Gather each line containing the string "Holban" from these entries.

[Stored records]
++++++++++

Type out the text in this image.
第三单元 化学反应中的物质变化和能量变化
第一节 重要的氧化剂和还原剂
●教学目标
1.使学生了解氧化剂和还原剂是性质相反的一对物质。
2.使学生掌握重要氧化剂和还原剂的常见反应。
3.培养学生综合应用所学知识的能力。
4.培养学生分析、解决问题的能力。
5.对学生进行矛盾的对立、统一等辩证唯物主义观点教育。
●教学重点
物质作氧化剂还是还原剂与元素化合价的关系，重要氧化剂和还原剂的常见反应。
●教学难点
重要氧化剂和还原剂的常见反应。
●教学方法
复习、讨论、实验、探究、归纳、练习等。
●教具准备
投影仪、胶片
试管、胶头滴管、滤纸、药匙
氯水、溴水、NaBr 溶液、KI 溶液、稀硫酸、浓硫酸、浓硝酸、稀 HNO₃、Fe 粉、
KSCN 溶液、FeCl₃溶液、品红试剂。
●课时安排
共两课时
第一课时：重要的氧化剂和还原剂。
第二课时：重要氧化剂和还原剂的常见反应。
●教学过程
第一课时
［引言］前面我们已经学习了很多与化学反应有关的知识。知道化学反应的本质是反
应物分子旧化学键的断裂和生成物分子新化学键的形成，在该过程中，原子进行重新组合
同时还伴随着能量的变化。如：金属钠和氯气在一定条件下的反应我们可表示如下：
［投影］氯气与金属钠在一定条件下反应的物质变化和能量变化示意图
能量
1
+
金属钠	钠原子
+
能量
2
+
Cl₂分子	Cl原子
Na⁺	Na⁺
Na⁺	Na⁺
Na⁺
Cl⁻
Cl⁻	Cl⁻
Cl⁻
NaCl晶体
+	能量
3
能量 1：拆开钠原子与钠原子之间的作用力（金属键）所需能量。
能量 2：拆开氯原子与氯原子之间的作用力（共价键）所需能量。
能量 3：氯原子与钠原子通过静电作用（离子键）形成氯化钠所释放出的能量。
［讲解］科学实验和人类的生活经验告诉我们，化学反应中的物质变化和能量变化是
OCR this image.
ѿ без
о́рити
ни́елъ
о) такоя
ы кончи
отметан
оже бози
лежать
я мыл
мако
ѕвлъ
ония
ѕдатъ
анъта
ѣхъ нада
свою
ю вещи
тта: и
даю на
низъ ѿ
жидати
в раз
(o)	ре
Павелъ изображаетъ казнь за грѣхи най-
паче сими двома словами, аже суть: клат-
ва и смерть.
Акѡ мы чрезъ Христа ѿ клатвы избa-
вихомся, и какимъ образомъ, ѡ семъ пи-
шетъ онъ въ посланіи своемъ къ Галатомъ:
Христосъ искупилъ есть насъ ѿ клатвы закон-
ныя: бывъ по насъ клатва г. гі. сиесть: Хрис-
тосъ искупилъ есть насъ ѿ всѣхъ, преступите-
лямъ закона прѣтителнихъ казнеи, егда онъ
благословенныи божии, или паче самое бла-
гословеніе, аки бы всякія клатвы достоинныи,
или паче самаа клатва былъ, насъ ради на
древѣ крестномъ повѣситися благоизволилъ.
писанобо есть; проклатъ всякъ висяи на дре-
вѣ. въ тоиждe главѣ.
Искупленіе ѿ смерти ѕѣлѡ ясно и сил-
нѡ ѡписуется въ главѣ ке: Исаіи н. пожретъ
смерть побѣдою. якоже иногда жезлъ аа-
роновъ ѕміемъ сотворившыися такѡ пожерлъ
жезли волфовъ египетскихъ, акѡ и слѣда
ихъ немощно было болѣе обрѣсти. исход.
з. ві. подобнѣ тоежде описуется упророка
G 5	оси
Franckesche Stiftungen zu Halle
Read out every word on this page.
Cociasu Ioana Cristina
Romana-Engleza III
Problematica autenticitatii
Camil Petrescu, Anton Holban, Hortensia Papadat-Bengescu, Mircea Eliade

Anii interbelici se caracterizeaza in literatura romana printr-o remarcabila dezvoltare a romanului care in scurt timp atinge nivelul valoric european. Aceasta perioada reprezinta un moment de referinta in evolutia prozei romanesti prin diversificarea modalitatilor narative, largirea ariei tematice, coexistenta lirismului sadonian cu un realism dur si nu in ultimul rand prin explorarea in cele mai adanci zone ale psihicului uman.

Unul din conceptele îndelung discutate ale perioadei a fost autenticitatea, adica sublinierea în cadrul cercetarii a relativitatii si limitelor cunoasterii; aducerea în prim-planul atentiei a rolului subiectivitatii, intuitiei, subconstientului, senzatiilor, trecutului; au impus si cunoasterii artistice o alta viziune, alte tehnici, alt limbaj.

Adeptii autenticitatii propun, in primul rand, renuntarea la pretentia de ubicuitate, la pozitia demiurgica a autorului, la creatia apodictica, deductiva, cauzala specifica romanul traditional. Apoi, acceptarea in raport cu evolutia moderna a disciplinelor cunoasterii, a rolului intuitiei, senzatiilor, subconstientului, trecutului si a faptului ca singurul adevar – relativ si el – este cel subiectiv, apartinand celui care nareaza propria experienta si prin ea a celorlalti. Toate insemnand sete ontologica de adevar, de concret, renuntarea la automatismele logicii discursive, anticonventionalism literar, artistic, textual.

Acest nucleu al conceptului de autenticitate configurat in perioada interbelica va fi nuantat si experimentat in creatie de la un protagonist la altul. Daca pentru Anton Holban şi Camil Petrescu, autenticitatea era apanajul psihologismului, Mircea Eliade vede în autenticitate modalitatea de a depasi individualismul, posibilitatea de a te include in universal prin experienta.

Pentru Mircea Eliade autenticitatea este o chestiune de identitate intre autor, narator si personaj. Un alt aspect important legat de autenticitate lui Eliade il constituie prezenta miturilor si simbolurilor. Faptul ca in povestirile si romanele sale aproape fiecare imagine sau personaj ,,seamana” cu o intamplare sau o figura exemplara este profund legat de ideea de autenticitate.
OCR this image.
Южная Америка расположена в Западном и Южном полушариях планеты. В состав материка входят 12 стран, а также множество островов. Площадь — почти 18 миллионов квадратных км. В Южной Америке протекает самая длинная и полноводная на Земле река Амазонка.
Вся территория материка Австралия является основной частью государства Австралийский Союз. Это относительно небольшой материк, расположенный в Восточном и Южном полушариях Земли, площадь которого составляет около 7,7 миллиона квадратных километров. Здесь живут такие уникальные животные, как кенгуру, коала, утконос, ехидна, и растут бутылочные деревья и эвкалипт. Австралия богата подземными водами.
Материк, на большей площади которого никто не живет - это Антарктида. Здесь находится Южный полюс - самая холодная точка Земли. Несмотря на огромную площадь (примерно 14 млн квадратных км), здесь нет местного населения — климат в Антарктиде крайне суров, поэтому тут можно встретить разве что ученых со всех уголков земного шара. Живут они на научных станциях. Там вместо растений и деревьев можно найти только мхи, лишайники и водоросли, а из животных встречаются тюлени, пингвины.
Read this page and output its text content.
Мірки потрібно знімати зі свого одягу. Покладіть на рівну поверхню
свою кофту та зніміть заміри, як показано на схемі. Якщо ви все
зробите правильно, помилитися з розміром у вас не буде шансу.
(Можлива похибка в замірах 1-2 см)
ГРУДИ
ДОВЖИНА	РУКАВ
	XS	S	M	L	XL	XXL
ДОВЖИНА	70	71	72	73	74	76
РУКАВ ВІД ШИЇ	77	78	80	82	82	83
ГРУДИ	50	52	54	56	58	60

++++++++++

Worked answer:
Camil Petrescu, Anton Holban, Hortensia Papadat-Bengescu, Mircea Eliade
Acest nucleu al conceptului de autenticitate configurat in perioada interbelica va fi nuantat si experimentat in creatie de la un protagonist la altul. Daca pentru Anton Holban şi Camil Petrescu, autenticitatea era apanajul psihologismului, Mircea Eliade vede în autenticitate modalitatea de a depasi individualismul, posibilitatea de a te include in universal prin experienta.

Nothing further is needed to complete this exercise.